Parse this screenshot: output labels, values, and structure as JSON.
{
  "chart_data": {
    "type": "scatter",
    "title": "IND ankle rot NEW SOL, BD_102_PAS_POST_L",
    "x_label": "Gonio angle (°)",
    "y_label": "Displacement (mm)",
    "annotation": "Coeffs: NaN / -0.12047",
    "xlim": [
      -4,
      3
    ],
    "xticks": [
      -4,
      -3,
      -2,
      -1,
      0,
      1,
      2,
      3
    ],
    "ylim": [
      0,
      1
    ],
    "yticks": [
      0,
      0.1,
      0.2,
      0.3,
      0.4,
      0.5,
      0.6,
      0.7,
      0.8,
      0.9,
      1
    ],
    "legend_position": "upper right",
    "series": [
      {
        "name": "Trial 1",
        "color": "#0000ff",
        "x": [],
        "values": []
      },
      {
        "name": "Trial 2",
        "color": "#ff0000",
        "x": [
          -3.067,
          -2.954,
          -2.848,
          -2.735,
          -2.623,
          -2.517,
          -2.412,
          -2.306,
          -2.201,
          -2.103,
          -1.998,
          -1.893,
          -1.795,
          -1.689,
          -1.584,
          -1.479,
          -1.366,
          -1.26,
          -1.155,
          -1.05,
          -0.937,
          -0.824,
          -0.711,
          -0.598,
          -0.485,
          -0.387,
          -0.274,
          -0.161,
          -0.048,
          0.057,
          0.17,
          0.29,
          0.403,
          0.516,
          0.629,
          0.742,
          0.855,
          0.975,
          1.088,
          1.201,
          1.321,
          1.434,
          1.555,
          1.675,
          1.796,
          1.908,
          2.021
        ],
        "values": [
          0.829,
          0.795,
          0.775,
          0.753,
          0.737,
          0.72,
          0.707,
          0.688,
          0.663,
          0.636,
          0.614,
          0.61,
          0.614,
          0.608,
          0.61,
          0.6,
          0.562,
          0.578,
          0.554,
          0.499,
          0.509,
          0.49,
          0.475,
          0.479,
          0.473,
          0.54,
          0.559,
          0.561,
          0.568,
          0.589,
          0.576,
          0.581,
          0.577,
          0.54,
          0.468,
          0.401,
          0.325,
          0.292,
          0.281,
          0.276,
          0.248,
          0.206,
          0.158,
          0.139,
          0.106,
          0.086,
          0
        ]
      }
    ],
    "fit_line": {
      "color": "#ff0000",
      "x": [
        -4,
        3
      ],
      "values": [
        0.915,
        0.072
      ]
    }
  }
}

▸ **REQUIRED TASK**:
Copy out each line of the entries that holds "values".

▸ **FULL OUTPUT**:
Parse this screenshot: output labels, values, and structure as JSON.
        "values": []
        "values": [
      "values": [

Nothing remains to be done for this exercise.